Figure contents as structured data
┏━━
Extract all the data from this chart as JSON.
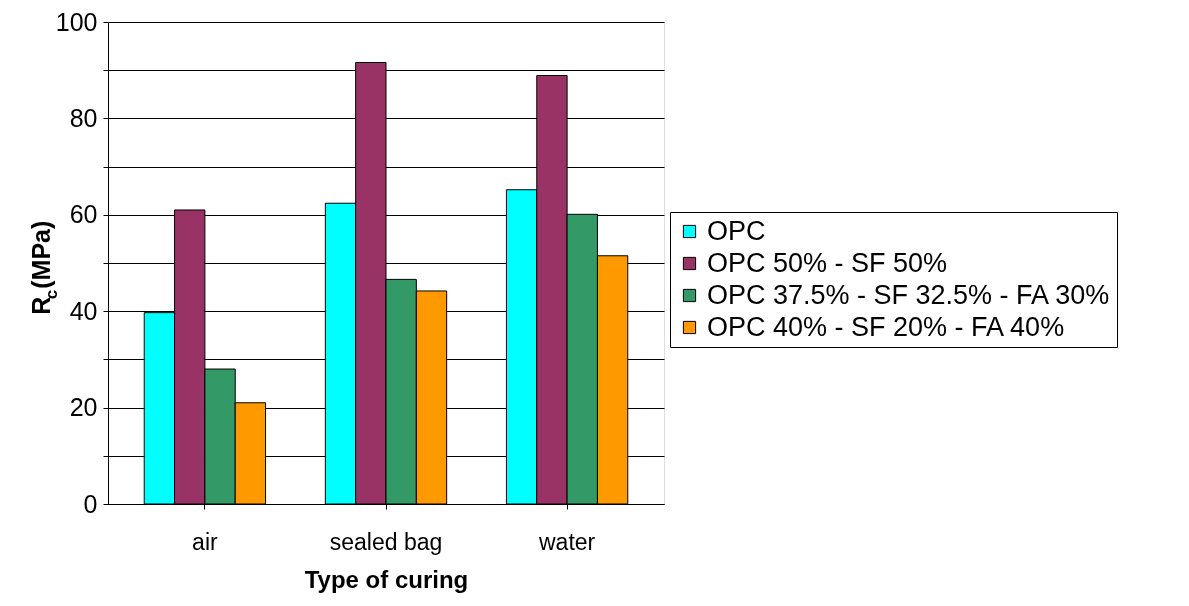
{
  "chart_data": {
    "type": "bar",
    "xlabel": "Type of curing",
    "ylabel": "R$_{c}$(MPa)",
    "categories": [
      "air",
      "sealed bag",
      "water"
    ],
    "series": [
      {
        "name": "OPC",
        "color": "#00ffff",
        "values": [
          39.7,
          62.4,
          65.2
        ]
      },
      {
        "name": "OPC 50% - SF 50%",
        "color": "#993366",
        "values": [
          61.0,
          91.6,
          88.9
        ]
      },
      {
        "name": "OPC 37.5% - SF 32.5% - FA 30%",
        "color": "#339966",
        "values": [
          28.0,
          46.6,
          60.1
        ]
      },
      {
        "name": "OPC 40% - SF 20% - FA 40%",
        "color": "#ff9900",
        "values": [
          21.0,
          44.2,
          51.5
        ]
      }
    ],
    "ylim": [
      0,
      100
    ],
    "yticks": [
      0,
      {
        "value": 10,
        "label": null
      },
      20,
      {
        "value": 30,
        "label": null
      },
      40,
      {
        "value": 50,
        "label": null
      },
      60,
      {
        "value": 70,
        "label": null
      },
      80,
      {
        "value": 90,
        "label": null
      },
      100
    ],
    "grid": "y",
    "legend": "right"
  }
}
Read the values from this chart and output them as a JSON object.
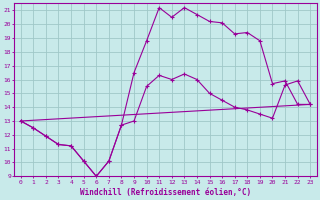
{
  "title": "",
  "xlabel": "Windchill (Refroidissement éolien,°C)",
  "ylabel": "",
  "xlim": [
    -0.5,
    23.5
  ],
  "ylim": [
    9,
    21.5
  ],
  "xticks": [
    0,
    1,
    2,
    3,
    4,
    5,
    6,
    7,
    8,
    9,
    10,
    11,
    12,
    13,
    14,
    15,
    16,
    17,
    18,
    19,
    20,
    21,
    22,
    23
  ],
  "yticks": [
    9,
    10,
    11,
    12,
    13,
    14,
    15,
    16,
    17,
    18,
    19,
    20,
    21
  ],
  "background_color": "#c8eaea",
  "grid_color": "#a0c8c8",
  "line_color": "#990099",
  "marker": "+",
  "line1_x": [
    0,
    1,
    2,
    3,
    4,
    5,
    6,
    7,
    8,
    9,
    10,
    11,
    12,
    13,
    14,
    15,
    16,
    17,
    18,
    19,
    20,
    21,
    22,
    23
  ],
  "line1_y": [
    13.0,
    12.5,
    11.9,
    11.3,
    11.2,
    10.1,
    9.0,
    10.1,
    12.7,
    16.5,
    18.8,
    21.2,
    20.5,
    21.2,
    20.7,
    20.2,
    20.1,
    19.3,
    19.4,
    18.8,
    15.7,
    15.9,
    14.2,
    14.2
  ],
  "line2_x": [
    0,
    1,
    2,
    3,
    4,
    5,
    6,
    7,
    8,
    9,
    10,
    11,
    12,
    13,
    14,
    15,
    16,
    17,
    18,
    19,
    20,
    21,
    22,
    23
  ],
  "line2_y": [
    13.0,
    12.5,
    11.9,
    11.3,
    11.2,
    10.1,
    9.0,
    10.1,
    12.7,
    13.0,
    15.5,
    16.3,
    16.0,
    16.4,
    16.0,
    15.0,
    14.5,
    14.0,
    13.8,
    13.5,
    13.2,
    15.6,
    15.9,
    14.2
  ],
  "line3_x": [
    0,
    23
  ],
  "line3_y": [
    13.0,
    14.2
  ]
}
┗━━
__The problem__
Gather every line containing the word "from" and copy it.

__The output__
Extract all the data from this chart as JSON.
Read the values from this chart and output them as a JSON object.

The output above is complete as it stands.